> _Work required_: Return only the count of lines in which the word "contact" appears.

> _Data provided_:
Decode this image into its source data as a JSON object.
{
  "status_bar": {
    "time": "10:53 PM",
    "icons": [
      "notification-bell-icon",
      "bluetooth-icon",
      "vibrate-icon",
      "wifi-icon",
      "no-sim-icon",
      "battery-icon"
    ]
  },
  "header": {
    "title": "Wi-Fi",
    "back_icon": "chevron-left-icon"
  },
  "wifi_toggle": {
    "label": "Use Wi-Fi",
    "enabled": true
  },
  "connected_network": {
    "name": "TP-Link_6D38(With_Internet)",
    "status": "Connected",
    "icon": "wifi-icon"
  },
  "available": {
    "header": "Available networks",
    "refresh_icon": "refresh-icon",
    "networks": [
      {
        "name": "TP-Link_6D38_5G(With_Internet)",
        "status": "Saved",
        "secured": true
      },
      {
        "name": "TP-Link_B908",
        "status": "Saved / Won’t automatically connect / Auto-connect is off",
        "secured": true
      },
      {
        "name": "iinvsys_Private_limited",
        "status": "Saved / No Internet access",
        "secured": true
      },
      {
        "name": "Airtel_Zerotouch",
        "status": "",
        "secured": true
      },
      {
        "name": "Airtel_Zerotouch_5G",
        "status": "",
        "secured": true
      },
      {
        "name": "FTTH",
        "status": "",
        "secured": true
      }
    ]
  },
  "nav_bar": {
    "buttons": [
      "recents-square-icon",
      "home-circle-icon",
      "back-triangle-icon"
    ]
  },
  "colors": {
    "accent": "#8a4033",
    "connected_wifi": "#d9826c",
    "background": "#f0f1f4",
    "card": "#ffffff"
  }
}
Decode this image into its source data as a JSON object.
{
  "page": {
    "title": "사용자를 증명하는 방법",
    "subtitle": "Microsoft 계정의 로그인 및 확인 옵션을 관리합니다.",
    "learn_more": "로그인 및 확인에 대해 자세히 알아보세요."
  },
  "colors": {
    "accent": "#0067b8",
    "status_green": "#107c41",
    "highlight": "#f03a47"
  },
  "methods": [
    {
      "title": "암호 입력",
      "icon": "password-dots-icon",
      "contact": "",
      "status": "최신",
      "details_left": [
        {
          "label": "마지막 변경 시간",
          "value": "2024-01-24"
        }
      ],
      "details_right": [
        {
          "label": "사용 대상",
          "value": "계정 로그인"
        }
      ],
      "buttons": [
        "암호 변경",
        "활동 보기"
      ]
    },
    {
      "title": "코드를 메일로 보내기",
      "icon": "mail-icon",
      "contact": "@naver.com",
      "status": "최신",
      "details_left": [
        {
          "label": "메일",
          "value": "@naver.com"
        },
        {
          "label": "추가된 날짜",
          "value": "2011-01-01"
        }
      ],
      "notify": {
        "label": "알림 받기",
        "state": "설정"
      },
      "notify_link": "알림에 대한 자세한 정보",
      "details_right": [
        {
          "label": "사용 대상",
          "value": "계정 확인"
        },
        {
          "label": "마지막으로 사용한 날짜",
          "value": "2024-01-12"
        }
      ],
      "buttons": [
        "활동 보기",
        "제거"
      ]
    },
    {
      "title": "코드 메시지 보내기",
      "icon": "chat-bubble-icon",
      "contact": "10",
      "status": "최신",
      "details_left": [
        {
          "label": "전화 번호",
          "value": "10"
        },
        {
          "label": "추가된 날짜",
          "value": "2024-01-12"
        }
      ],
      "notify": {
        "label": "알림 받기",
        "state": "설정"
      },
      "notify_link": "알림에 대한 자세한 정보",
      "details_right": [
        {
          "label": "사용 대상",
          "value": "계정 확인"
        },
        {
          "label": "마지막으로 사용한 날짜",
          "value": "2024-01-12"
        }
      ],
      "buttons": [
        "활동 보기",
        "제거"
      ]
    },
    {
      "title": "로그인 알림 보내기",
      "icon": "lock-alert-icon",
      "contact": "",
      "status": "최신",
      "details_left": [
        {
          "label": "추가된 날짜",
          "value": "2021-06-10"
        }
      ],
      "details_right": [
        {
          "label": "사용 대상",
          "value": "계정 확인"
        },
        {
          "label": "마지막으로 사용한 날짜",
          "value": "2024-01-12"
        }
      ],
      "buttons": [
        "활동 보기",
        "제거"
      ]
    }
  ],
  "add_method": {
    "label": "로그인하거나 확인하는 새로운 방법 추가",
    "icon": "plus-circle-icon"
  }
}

> _Written response_: 4